Recuerdame el sentido de lo que hago

Siendo estudiante, hay etapas en que toca hincar los codos, porque llegan exámenes, hay que pasar alguna prueba más exigente. Llega la intensidad, la tensión, incluso un poco de mal humor. Hay que dejar las rutinas habituales. No se sale tanto con los amigos y muchas  de las actividades más importantes se posponen. Y tú Dios, a ti a veces te dejamos de lado en estas fechas porque ni para ti hay tiempo. O al revés, nos volvemos a ti con una oración más apremiante, más necesitada, más negociadora,  un “haz que apruebe”, “dame suerte” “haz que toque esta pregunta” que no suple las horas de estudio, por más que nos gustara. Hoy quiero volverme a ti desde este tiempo de estudio, con una oración distinta.

Mi oración, es primero un canto de confianza, y la petición es que me des fuerzas y ganas de afrontar lo que me toca en este momento.

Mi oración es también el reconocimiento de que en la vida hay que dedicar tiempo y esfuerzo a preparar el futuro. También tu Jesús pasaste por la vida oculta, cuando la actividad era más cotidiana, más escondida, más silenciosa.

▶ [Material de estudio]

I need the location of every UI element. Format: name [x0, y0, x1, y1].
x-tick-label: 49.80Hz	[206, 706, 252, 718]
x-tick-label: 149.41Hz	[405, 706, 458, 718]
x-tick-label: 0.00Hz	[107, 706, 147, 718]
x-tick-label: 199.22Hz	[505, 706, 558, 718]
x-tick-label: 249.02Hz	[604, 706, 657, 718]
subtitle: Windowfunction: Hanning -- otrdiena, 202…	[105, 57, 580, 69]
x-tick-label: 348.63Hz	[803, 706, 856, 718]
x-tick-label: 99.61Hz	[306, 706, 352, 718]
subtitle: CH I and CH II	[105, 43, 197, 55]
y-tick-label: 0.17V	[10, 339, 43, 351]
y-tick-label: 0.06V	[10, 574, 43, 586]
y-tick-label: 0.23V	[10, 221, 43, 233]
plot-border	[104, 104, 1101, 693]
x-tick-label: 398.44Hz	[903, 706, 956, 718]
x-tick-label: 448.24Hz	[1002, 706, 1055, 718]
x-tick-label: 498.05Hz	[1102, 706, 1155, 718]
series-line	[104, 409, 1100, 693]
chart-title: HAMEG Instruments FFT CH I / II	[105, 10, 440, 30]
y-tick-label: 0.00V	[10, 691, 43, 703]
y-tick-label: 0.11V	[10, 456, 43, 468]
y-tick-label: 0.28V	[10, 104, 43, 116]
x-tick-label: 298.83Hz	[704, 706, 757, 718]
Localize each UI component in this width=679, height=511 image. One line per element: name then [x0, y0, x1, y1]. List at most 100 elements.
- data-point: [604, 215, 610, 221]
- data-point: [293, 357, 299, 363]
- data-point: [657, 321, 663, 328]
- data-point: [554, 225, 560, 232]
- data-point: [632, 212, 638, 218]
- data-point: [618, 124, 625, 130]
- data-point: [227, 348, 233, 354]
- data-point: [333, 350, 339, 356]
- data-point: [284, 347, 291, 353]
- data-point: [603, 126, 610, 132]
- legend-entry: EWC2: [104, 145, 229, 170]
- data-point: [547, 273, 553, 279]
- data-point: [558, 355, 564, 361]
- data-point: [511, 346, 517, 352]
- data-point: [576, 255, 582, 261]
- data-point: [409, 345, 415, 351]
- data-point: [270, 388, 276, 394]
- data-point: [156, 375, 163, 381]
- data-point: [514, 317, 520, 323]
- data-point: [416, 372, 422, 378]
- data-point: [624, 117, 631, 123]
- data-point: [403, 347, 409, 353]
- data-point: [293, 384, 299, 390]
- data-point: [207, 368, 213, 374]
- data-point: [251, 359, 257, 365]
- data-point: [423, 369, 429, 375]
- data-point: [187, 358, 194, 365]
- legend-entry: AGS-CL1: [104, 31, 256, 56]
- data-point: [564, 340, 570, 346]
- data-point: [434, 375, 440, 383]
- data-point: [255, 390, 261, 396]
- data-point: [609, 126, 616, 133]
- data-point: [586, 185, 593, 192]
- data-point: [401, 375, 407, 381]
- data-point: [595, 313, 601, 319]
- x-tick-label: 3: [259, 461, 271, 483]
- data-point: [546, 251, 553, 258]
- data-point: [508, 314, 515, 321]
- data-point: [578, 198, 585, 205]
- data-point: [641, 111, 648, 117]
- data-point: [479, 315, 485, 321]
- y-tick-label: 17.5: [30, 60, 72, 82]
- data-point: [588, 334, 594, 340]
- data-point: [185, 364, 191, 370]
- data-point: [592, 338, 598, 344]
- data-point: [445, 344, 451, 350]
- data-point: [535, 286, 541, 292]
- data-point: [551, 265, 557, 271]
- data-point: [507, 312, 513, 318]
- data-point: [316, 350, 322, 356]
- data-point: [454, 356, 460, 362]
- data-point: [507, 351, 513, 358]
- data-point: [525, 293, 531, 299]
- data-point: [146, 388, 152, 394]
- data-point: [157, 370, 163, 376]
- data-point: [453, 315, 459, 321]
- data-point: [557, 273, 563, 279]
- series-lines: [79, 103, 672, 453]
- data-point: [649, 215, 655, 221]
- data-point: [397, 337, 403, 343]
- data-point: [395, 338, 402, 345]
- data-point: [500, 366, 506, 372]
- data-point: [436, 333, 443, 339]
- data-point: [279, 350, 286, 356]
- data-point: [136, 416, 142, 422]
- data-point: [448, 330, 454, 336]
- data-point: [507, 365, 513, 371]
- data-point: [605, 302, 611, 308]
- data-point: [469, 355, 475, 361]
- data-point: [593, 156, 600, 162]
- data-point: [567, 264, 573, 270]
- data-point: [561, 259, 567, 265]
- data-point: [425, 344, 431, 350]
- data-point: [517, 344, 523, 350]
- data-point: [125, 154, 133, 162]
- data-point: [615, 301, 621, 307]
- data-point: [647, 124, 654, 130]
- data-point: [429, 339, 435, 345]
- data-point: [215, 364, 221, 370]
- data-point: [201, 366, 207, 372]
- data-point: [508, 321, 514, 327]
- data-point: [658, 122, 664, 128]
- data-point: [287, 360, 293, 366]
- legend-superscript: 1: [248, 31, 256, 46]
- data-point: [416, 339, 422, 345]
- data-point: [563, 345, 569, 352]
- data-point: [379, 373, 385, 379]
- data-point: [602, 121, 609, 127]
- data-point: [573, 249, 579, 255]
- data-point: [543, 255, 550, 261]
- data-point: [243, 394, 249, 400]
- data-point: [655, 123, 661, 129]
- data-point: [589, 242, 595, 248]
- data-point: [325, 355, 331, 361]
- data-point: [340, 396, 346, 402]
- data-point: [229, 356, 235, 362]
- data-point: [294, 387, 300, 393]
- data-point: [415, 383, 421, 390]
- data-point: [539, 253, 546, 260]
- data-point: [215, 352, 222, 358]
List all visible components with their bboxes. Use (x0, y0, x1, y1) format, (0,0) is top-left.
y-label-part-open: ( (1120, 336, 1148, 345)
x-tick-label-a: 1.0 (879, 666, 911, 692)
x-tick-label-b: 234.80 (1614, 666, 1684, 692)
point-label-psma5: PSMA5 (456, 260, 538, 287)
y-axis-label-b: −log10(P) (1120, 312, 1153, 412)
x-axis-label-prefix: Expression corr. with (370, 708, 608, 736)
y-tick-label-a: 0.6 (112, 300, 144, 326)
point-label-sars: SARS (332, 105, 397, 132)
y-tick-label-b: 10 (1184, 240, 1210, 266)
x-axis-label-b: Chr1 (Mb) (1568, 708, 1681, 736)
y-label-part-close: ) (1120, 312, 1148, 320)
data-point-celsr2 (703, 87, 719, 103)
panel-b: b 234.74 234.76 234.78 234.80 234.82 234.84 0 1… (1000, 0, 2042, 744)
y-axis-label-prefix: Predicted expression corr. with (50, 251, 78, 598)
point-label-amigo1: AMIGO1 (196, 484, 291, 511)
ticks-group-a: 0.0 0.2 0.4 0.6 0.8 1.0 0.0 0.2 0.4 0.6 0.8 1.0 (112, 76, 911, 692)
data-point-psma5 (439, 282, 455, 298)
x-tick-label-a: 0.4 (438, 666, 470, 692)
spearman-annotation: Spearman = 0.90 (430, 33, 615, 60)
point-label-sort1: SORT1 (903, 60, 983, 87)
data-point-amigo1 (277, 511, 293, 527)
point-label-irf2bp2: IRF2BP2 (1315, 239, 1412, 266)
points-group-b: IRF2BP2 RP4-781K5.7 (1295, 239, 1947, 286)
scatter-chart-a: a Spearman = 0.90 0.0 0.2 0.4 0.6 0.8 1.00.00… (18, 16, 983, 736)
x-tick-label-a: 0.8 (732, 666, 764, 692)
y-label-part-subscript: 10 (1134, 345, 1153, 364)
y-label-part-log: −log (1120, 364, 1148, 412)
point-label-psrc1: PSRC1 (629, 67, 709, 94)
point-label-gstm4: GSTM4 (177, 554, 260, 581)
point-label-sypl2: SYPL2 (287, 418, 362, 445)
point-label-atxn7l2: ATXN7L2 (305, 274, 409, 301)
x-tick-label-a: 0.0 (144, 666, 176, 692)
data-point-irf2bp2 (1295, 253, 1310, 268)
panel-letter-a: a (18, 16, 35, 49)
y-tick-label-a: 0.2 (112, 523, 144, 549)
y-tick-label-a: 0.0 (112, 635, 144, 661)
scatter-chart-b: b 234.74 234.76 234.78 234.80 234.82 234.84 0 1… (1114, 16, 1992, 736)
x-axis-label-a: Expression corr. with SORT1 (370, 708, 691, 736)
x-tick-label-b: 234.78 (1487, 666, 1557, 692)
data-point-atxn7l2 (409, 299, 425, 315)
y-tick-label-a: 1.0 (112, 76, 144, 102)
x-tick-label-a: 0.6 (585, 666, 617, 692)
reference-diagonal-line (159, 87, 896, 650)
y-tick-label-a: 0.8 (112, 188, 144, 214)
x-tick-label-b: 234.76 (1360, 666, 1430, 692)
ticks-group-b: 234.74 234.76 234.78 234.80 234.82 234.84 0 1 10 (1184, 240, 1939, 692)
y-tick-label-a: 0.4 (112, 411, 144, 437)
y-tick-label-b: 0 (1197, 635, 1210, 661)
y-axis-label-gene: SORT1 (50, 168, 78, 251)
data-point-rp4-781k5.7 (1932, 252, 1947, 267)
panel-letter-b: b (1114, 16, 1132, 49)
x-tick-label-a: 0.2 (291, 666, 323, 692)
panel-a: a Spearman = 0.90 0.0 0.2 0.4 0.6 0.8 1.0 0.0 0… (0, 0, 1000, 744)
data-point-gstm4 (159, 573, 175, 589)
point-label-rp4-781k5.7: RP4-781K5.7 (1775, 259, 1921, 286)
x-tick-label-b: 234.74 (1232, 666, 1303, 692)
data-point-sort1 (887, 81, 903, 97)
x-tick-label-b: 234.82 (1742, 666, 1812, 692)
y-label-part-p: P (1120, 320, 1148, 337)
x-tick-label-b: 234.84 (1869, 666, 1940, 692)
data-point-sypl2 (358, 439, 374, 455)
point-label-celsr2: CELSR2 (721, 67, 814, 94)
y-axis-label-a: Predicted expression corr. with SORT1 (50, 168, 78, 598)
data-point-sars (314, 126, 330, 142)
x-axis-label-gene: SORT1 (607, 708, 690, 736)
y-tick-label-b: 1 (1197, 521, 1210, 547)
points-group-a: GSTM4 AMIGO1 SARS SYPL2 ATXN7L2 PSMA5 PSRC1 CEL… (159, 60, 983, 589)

▶ [El problema] Anota, sin cambiar nada, el fragmento de la oración sobre el tiempo de estudio que comienza con las palabras que contienen "Siendo estudiante, hay" y termina con "una oración distinta.".

▶ [Respuesta al ejercicio]
Siendo estudiante, hay etapas en que toca hincar los codos, porque llegan exámenes, hay que pasar alguna prueba más exigente. Llega la intensidad, la tensión, incluso un poco de mal humor. Hay que dejar las rutinas habituales. No se sale tanto con los amigos y muchas  de las actividades más importantes se posponen. Y tú Dios, a ti a veces te dejamos de lado en estas fechas porque ni para ti hay tiempo. O al revés, nos volvemos a ti con una oración más apremiante, más necesitada, más negociadora,  un “haz que apruebe”, “dame suerte” “haz que toque esta pregunta” que no suple las horas de estudio, por más que nos gustara. Hoy quiero volverme a ti desde este tiempo de estudio, con una oración distinta.